→ Tarea a resolver
Copia palabra por palabra, de principio a fin, el texto sobre los 45 años de la fundación San Ezequiel Moreno que aparece más abajo.

+++ Texto para leer

Boletín manos abiertas

45 AÑOS
 
Por la gran Misericordia de Dios, en esta Pascua del año 2021, en la que estamos alegres y con toda nuestra esperanza puesta en ese Amor del Padre, manifestada en la encarnación, pasión, muerte en cruz y la gloriosa resurrección de Nuestro señor Jesucristo su Hijo amado, el 7 de mayo, se cumplirán  los 45 años de labor ininterrumpida de la fundación SAN EZEQUIEL MORENO en Colombia, llevando AMOR Y PAN, a los predilectos de Dios, los enfermos, especialmente los que padecen el cáncer y los más desfavorecidos de la sociedad, fecha en la que recordamos la primera visita en su hogar a un enfermo, que nuestro fundador, fray SEBASTIAN LOPEZ DE MURGA, realizó en el año de 1976.

++++++
+++ Información mostrada

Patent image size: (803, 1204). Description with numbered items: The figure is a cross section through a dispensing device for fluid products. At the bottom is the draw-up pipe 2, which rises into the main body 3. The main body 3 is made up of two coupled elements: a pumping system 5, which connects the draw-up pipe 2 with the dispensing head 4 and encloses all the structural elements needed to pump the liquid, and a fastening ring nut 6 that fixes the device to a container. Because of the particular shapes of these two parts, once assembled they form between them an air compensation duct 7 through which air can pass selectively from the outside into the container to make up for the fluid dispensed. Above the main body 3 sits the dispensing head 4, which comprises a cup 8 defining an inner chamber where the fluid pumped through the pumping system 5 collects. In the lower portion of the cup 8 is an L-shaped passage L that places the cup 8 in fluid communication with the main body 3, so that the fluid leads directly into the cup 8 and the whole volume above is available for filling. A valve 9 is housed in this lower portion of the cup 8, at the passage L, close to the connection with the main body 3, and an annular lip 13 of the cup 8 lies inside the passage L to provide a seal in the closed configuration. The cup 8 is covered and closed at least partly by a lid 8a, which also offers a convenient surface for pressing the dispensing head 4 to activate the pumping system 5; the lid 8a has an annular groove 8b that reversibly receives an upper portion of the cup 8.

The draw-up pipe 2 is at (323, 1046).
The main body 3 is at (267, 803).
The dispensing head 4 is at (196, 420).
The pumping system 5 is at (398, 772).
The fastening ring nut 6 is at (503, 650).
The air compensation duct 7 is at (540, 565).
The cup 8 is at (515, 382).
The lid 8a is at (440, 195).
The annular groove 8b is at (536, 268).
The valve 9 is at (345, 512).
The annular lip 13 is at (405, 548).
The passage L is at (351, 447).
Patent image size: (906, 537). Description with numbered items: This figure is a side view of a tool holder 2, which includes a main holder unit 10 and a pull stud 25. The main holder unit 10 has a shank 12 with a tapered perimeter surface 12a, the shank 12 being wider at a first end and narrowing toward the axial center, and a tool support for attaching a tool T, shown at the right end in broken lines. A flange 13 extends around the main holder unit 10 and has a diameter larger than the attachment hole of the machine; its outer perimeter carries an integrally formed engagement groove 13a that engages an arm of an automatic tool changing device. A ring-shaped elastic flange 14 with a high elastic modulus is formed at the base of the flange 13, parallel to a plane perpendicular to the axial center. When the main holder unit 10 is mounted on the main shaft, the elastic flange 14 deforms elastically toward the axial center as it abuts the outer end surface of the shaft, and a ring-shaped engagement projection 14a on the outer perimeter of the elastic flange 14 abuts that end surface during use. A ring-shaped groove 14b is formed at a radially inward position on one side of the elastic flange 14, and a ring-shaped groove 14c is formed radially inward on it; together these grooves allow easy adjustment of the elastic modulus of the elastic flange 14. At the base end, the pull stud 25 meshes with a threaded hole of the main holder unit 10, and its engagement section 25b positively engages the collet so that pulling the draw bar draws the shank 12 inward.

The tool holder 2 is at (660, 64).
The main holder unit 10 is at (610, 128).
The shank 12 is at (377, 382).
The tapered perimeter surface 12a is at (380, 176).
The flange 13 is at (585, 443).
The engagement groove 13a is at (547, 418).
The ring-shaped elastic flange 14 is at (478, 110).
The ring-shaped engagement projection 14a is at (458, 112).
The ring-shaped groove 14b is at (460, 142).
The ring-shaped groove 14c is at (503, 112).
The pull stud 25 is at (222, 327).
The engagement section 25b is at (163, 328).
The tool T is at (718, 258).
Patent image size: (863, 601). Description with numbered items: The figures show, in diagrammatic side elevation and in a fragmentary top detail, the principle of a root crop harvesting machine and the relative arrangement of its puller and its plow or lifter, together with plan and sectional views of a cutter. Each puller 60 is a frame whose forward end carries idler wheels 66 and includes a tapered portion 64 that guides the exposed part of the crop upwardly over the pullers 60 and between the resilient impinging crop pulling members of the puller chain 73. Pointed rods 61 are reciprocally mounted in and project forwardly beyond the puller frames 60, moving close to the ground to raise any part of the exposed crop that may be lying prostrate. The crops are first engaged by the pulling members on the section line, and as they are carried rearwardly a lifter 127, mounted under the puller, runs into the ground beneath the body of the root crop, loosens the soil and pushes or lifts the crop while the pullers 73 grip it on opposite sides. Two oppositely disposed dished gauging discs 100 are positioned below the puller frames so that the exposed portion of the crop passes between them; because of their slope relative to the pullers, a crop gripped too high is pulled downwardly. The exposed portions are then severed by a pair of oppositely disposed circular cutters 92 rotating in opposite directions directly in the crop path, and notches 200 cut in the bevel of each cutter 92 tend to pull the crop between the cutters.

++++++

→ Respuesta esperada
Boletín manos abiertas

45 AÑOS
 
Por la gran Misericordia de Dios, en esta Pascua del año 2021, en la que estamos alegres y con toda nuestra esperanza puesta en ese Amor del Padre, manifestada en la encarnación, pasión, muerte en cruz y la gloriosa resurrección de Nuestro señor Jesucristo su Hijo amado, el 7 de mayo, se cumplirán  los 45 años de labor ininterrumpida de la fundación SAN EZEQUIEL MORENO en Colombia, llevando AMOR Y PAN, a los predilectos de Dios, los enfermos, especialmente los que padecen el cáncer y los más desfavorecidos de la sociedad, fecha en la que recordamos la primera visita en su hogar a un enfermo, que nuestro fundador, fray SEBASTIAN LOPEZ DE MURGA, realizó en el año de 1976.